▸ TASK GOAL: Print, exactly and completely, every entry in the data.

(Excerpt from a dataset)
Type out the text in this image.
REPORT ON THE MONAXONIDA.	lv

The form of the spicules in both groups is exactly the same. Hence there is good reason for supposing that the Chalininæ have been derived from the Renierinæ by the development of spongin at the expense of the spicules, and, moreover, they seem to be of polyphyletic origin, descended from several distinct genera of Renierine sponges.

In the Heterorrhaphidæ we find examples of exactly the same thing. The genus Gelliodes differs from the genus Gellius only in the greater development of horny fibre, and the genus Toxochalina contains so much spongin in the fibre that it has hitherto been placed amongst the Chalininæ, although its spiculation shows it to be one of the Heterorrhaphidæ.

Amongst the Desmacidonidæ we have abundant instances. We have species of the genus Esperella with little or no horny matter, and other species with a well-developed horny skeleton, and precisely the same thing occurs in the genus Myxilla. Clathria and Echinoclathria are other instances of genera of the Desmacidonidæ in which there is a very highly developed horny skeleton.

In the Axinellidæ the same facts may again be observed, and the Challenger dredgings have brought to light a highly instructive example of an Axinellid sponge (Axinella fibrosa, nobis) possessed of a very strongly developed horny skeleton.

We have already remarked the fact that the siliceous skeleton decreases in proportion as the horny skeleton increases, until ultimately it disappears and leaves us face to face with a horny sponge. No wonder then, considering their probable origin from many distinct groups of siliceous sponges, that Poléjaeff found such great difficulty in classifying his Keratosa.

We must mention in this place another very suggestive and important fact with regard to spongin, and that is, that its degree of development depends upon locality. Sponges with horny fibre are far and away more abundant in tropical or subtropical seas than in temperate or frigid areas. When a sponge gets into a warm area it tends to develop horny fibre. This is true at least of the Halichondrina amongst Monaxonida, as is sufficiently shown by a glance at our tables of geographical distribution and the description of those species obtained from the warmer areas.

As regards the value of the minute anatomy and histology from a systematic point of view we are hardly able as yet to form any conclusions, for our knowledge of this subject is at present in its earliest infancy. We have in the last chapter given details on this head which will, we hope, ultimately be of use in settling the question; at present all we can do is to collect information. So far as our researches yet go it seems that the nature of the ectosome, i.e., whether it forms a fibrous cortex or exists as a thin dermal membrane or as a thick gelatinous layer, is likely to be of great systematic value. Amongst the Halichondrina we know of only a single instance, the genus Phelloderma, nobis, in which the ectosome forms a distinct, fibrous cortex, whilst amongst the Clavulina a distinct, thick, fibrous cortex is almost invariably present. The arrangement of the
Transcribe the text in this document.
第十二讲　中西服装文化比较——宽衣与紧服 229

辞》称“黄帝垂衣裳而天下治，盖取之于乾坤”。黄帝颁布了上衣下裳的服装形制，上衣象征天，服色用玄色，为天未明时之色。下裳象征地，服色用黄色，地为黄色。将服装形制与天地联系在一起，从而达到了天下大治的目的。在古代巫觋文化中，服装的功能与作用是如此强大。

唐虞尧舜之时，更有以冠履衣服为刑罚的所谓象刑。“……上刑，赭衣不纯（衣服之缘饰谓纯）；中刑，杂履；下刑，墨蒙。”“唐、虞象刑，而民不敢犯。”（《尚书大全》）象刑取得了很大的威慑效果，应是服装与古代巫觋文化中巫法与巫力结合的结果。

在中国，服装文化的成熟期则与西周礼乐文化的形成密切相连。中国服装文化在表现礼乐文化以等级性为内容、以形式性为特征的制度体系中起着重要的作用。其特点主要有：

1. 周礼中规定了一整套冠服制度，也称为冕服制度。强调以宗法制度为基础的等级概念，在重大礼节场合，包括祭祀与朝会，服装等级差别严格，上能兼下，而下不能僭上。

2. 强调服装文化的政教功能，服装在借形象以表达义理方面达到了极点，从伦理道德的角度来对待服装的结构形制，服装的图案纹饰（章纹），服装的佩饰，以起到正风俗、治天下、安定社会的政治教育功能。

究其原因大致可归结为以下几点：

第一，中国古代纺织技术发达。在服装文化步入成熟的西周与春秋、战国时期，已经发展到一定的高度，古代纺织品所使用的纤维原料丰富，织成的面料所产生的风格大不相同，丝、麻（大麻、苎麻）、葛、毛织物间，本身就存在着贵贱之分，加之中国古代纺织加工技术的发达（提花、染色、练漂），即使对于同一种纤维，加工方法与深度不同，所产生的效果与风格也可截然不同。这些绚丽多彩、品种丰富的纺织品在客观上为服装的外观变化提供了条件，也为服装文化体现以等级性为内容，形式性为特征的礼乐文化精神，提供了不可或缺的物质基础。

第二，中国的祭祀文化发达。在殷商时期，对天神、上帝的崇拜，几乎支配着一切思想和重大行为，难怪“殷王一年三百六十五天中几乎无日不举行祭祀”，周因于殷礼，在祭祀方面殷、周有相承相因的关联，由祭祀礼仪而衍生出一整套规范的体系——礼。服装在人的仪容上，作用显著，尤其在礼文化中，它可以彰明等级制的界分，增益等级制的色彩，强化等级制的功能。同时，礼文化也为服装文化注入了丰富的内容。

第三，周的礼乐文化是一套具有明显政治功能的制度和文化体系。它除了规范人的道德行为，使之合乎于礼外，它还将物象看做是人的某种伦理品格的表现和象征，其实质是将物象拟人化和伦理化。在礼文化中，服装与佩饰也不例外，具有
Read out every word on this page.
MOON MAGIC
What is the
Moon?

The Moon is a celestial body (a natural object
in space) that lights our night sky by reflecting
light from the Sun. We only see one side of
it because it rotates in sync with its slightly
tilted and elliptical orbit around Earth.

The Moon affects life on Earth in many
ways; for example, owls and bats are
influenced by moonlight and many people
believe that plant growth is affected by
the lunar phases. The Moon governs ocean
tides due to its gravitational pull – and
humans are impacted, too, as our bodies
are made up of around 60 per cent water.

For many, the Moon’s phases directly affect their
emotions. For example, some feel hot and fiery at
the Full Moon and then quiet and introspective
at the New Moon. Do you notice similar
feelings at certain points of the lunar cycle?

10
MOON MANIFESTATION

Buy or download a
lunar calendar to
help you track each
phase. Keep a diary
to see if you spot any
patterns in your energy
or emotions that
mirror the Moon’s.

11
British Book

▸ ANSWER TO THIS PROBLEM:
Type out the text in this image.
REPORT ON THE MONAXONIDA.	lv

The form of the spicules in both groups is exactly the same. Hence there is good reason for supposing that the Chalininæ have been derived from the Renierinæ by the development of spongin at the expense of the spicules, and, moreover, they seem to be of polyphyletic origin, descended from several distinct genera of Renierine sponges.

In the Heterorrhaphidæ we find examples of exactly the same thing. The genus Gelliodes differs from the genus Gellius only in the greater development of horny fibre, and the genus Toxochalina contains so much spongin in the fibre that it has hitherto been placed amongst the Chalininæ, although its spiculation shows it to be one of the Heterorrhaphidæ.

Amongst the Desmacidonidæ we have abundant instances. We have species of the genus Esperella with little or no horny matter, and other species with a well-developed horny skeleton, and precisely the same thing occurs in the genus Myxilla. Clathria and Echinoclathria are other instances of genera of the Desmacidonidæ in which there is a very highly developed horny skeleton.

In the Axinellidæ the same facts may again be observed, and the Challenger dredgings have brought to light a highly instructive example of an Axinellid sponge (Axinella fibrosa, nobis) possessed of a very strongly developed horny skeleton.

We have already remarked the fact that the siliceous skeleton decreases in proportion as the horny skeleton increases, until ultimately it disappears and leaves us face to face with a horny sponge. No wonder then, considering their probable origin from many distinct groups of siliceous sponges, that Poléjaeff found such great difficulty in classifying his Keratosa.

We must mention in this place another very suggestive and important fact with regard to spongin, and that is, that its degree of development depends upon locality. Sponges with horny fibre are far and away more abundant in tropical or subtropical seas than in temperate or frigid areas. When a sponge gets into a warm area it tends to develop horny fibre. This is true at least of the Halichondrina amongst Monaxonida, as is sufficiently shown by a glance at our tables of geographical distribution and the description of those species obtained from the warmer areas.

As regards the value of the minute anatomy and histology from a systematic point of view we are hardly able as yet to form any conclusions, for our knowledge of this subject is at present in its earliest infancy. We have in the last chapter given details on this head which will, we hope, ultimately be of use in settling the question; at present all we can do is to collect information. So far as our researches yet go it seems that the nature of the ectosome, i.e., whether it forms a fibrous cortex or exists as a thin dermal membrane or as a thick gelatinous layer, is likely to be of great systematic value. Amongst the Halichondrina we know of only a single instance, the genus Phelloderma, nobis, in which the ectosome forms a distinct, fibrous cortex, whilst amongst the Clavulina a distinct, thick, fibrous cortex is almost invariably present. The arrangement of the
Transcribe the text in this document.
第十二讲　中西服装文化比较——宽衣与紧服 229

辞》称“黄帝垂衣裳而天下治，盖取之于乾坤”。黄帝颁布了上衣下裳的服装形制，上衣象征天，服色用玄色，为天未明时之色。下裳象征地，服色用黄色，地为黄色。将服装形制与天地联系在一起，从而达到了天下大治的目的。在古代巫觋文化中，服装的功能与作用是如此强大。

唐虞尧舜之时，更有以冠履衣服为刑罚的所谓象刑。“……上刑，赭衣不纯（衣服之缘饰谓纯）；中刑，杂履；下刑，墨蒙。”“唐、虞象刑，而民不敢犯。”（《尚书大全》）象刑取得了很大的威慑效果，应是服装与古代巫觋文化中巫法与巫力结合的结果。

在中国，服装文化的成熟期则与西周礼乐文化的形成密切相连。中国服装文化在表现礼乐文化以等级性为内容、以形式性为特征的制度体系中起着重要的作用。其特点主要有：

1. 周礼中规定了一整套冠服制度，也称为冕服制度。强调以宗法制度为基础的等级概念，在重大礼节场合，包括祭祀与朝会，服装等级差别严格，上能兼下，而下不能僭上。

2. 强调服装文化的政教功能，服装在借形象以表达义理方面达到了极点，从伦理道德的角度来对待服装的结构形制，服装的图案纹饰（章纹），服装的佩饰，以起到正风俗、治天下、安定社会的政治教育功能。

究其原因大致可归结为以下几点：

第一，中国古代纺织技术发达。在服装文化步入成熟的西周与春秋、战国时期，已经发展到一定的高度，古代纺织品所使用的纤维原料丰富，织成的面料所产生的风格大不相同，丝、麻（大麻、苎麻）、葛、毛织物间，本身就存在着贵贱之分，加之中国古代纺织加工技术的发达（提花、染色、练漂），即使对于同一种纤维，加工方法与深度不同，所产生的效果与风格也可截然不同。这些绚丽多彩、品种丰富的纺织品在客观上为服装的外观变化提供了条件，也为服装文化体现以等级性为内容，形式性为特征的礼乐文化精神，提供了不可或缺的物质基础。

第二，中国的祭祀文化发达。在殷商时期，对天神、上帝的崇拜，几乎支配着一切思想和重大行为，难怪“殷王一年三百六十五天中几乎无日不举行祭祀”，周因于殷礼，在祭祀方面殷、周有相承相因的关联，由祭祀礼仪而衍生出一整套规范的体系——礼。服装在人的仪容上，作用显著，尤其在礼文化中，它可以彰明等级制的界分，增益等级制的色彩，强化等级制的功能。同时，礼文化也为服装文化注入了丰富的内容。

第三，周的礼乐文化是一套具有明显政治功能的制度和文化体系。它除了规范人的道德行为，使之合乎于礼外，它还将物象看做是人的某种伦理品格的表现和象征，其实质是将物象拟人化和伦理化。在礼文化中，服装与佩饰也不例外，具有
Read out every word on this page.
MOON MAGIC
What is the
Moon?

The Moon is a celestial body (a natural object
in space) that lights our night sky by reflecting
light from the Sun. We only see one side of
it because it rotates in sync with its slightly
tilted and elliptical orbit around Earth.

The Moon affects life on Earth in many
ways; for example, owls and bats are
influenced by moonlight and many people
believe that plant growth is affected by
the lunar phases. The Moon governs ocean
tides due to its gravitational pull – and
humans are impacted, too, as our bodies
are made up of around 60 per cent water.

For many, the Moon’s phases directly affect their
emotions. For example, some feel hot and fiery at
the Full Moon and then quiet and introspective
at the New Moon. Do you notice similar
feelings at certain points of the lunar cycle?

10
MOON MANIFESTATION

Buy or download a
lunar calendar to
help you track each
phase. Keep a diary
to see if you spot any
patterns in your energy
or emotions that
mirror the Moon’s.

11
British Book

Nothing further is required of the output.